| What the task requires |
Return the lines of the records below unchanged.

[Element location data]
#####

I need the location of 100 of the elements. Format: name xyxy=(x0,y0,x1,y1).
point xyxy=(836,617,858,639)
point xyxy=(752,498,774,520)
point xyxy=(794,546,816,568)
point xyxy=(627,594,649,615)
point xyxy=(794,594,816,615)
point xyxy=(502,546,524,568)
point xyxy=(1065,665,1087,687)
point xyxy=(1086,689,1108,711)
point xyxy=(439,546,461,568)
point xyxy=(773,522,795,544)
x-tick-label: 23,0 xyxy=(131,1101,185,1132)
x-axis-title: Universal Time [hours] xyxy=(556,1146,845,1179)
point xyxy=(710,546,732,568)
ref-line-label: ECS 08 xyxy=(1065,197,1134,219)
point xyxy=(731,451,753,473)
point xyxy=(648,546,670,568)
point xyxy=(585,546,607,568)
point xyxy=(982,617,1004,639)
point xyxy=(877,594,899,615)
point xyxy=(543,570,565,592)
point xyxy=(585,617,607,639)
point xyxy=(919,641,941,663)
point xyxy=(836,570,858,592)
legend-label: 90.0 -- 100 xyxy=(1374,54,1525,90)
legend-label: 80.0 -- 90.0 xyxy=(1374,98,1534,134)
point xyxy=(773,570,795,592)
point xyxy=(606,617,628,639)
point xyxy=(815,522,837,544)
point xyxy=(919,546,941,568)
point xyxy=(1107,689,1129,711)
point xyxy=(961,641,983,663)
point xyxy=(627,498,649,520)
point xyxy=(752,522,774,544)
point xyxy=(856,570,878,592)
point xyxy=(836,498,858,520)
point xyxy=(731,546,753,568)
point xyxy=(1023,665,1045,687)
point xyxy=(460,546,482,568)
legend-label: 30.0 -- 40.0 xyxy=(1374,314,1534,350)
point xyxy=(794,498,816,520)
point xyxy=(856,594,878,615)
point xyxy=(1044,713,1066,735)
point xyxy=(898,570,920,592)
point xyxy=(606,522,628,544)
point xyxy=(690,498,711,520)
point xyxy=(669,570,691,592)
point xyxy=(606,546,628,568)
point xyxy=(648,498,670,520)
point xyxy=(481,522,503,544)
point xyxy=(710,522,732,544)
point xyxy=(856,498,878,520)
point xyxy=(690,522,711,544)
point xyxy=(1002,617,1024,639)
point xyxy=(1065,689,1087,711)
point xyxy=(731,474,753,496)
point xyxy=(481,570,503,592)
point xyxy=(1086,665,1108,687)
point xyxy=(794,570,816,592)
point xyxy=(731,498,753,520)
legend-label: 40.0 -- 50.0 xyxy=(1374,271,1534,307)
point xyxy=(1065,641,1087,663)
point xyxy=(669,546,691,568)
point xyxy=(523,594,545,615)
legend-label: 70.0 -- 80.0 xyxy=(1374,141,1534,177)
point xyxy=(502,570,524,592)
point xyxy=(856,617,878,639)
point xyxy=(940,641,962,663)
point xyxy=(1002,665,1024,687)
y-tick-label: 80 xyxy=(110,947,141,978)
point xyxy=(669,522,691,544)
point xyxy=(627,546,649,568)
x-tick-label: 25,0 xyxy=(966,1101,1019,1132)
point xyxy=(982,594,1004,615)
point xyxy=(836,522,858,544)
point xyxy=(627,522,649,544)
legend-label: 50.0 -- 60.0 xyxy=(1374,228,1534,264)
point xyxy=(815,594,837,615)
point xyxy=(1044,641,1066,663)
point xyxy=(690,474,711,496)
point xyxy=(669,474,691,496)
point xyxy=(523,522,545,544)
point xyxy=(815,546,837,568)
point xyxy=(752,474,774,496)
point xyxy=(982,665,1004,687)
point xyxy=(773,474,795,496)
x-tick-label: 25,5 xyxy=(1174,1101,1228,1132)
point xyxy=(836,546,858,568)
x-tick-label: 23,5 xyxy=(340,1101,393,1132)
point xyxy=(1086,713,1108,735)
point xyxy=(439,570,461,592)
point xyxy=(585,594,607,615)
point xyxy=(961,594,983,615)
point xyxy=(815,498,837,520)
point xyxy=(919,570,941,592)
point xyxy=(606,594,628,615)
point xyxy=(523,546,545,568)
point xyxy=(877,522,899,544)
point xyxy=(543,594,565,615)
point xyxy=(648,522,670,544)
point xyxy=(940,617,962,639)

#####

| Reply to the task |
I need the location of 100 of the elements. Format: name xyxy=(x0,y0,x1,y1).
point xyxy=(836,617,858,639)
point xyxy=(752,498,774,520)
point xyxy=(794,546,816,568)
point xyxy=(627,594,649,615)
point xyxy=(794,594,816,615)
point xyxy=(502,546,524,568)
point xyxy=(1065,665,1087,687)
point xyxy=(1086,689,1108,711)
point xyxy=(439,546,461,568)
point xyxy=(773,522,795,544)
x-tick-label: 23,0 xyxy=(131,1101,185,1132)
x-axis-title: Universal Time [hours] xyxy=(556,1146,845,1179)
point xyxy=(710,546,732,568)
ref-line-label: ECS 08 xyxy=(1065,197,1134,219)
point xyxy=(731,451,753,473)
point xyxy=(648,546,670,568)
point xyxy=(585,546,607,568)
point xyxy=(982,617,1004,639)
point xyxy=(877,594,899,615)
point xyxy=(543,570,565,592)
point xyxy=(585,617,607,639)
point xyxy=(919,641,941,663)
point xyxy=(836,570,858,592)
legend-label: 90.0 -- 100 xyxy=(1374,54,1525,90)
legend-label: 80.0 -- 90.0 xyxy=(1374,98,1534,134)
point xyxy=(773,570,795,592)
point xyxy=(606,617,628,639)
point xyxy=(815,522,837,544)
point xyxy=(919,546,941,568)
point xyxy=(1107,689,1129,711)
point xyxy=(961,641,983,663)
point xyxy=(627,498,649,520)
point xyxy=(752,522,774,544)
point xyxy=(856,570,878,592)
point xyxy=(836,498,858,520)
point xyxy=(731,546,753,568)
point xyxy=(1023,665,1045,687)
point xyxy=(460,546,482,568)
legend-label: 30.0 -- 40.0 xyxy=(1374,314,1534,350)
point xyxy=(794,498,816,520)
point xyxy=(856,594,878,615)
point xyxy=(1044,713,1066,735)
point xyxy=(898,570,920,592)
point xyxy=(606,522,628,544)
point xyxy=(690,498,711,520)
point xyxy=(669,570,691,592)
point xyxy=(606,546,628,568)
point xyxy=(648,498,670,520)
point xyxy=(481,522,503,544)
point xyxy=(710,522,732,544)
point xyxy=(856,498,878,520)
point xyxy=(690,522,711,544)
point xyxy=(1002,617,1024,639)
point xyxy=(1065,689,1087,711)
point xyxy=(731,474,753,496)
point xyxy=(481,570,503,592)
point xyxy=(1086,665,1108,687)
point xyxy=(794,570,816,592)
point xyxy=(731,498,753,520)
legend-label: 40.0 -- 50.0 xyxy=(1374,271,1534,307)
point xyxy=(1065,641,1087,663)
point xyxy=(669,546,691,568)
point xyxy=(523,594,545,615)
legend-label: 70.0 -- 80.0 xyxy=(1374,141,1534,177)
point xyxy=(502,570,524,592)
point xyxy=(856,617,878,639)
point xyxy=(940,641,962,663)
point xyxy=(1002,665,1024,687)
y-tick-label: 80 xyxy=(110,947,141,978)
point xyxy=(669,522,691,544)
point xyxy=(627,546,649,568)
x-tick-label: 25,0 xyxy=(966,1101,1019,1132)
point xyxy=(982,594,1004,615)
point xyxy=(836,522,858,544)
point xyxy=(627,522,649,544)
legend-label: 50.0 -- 60.0 xyxy=(1374,228,1534,264)
point xyxy=(815,594,837,615)
point xyxy=(1044,641,1066,663)
point xyxy=(690,474,711,496)
point xyxy=(669,474,691,496)
point xyxy=(523,522,545,544)
point xyxy=(815,546,837,568)
point xyxy=(752,474,774,496)
point xyxy=(982,665,1004,687)
point xyxy=(773,474,795,496)
x-tick-label: 25,5 xyxy=(1174,1101,1228,1132)
point xyxy=(836,546,858,568)
x-tick-label: 23,5 xyxy=(340,1101,393,1132)
point xyxy=(1086,713,1108,735)
point xyxy=(439,570,461,592)
point xyxy=(585,594,607,615)
point xyxy=(961,594,983,615)
point xyxy=(815,498,837,520)
point xyxy=(919,570,941,592)
point xyxy=(606,594,628,615)
point xyxy=(523,546,545,568)
point xyxy=(877,522,899,544)
point xyxy=(543,594,565,615)
point xyxy=(648,522,670,544)
point xyxy=(940,617,962,639)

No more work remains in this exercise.